* Source material *

###

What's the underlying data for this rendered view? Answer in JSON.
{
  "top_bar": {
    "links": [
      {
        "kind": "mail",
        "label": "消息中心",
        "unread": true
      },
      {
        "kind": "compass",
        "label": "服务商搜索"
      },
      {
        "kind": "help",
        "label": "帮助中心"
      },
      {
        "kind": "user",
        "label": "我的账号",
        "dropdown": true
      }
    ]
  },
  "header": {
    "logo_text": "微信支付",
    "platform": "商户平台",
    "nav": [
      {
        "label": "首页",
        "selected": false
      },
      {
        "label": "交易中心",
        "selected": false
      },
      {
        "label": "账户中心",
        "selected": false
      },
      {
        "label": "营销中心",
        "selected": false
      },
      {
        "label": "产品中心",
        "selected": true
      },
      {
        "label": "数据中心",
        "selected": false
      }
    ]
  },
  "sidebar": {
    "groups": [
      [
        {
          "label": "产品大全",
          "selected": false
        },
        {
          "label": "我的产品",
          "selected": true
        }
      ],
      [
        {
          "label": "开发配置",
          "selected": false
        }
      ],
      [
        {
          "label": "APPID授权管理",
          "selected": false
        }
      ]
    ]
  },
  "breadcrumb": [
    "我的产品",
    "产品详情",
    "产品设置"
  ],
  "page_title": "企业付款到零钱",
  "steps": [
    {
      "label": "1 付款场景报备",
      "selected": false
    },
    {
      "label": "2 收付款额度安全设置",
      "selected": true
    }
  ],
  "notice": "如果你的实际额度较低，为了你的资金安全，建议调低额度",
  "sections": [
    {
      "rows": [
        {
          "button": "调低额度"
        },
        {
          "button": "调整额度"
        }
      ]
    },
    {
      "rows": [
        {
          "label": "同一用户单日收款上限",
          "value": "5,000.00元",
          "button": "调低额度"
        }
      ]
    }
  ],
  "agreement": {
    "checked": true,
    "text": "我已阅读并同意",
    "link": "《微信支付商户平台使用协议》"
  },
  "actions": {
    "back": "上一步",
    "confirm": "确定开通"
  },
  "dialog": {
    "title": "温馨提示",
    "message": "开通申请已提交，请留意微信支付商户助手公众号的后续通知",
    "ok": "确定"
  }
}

###

Retype the whole listing above exactly.

What's the underlying data for this rendered view? Answer in JSON.
{
  "top_bar": {
    "links": [
      {
        "kind": "mail",
        "label": "消息中心",
        "unread": true
      },
      {
        "kind": "compass",
        "label": "服务商搜索"
      },
      {
        "kind": "help",
        "label": "帮助中心"
      },
      {
        "kind": "user",
        "label": "我的账号",
        "dropdown": true
      }
    ]
  },
  "header": {
    "logo_text": "微信支付",
    "platform": "商户平台",
    "nav": [
      {
        "label": "首页",
        "selected": false
      },
      {
        "label": "交易中心",
        "selected": false
      },
      {
        "label": "账户中心",
        "selected": false
      },
      {
        "label": "营销中心",
        "selected": false
      },
      {
        "label": "产品中心",
        "selected": true
      },
      {
        "label": "数据中心",
        "selected": false
      }
    ]
  },
  "sidebar": {
    "groups": [
      [
        {
          "label": "产品大全",
          "selected": false
        },
        {
          "label": "我的产品",
          "selected": true
        }
      ],
      [
        {
          "label": "开发配置",
          "selected": false
        }
      ],
      [
        {
          "label": "APPID授权管理",
          "selected": false
        }
      ]
    ]
  },
  "breadcrumb": [
    "我的产品",
    "产品详情",
    "产品设置"
  ],
  "page_title": "企业付款到零钱",
  "steps": [
    {
      "label": "1 付款场景报备",
      "selected": false
    },
    {
      "label": "2 收付款额度安全设置",
      "selected": true
    }
  ],
  "notice": "如果你的实际额度较低，为了你的资金安全，建议调低额度",
  "sections": [
    {
      "rows": [
        {
          "button": "调低额度"
        },
        {
          "button": "调整额度"
        }
      ]
    },
    {
      "rows": [
        {
          "label": "同一用户单日收款上限",
          "value": "5,000.00元",
          "button": "调低额度"
        }
      ]
    }
  ],
  "agreement": {
    "checked": true,
    "text": "我已阅读并同意",
    "link": "《微信支付商户平台使用协议》"
  },
  "actions": {
    "back": "上一步",
    "confirm": "确定开通"
  },
  "dialog": {
    "title": "温馨提示",
    "message": "开通申请已提交，请留意微信支付商户助手公众号的后续通知",
    "ok": "确定"
  }
}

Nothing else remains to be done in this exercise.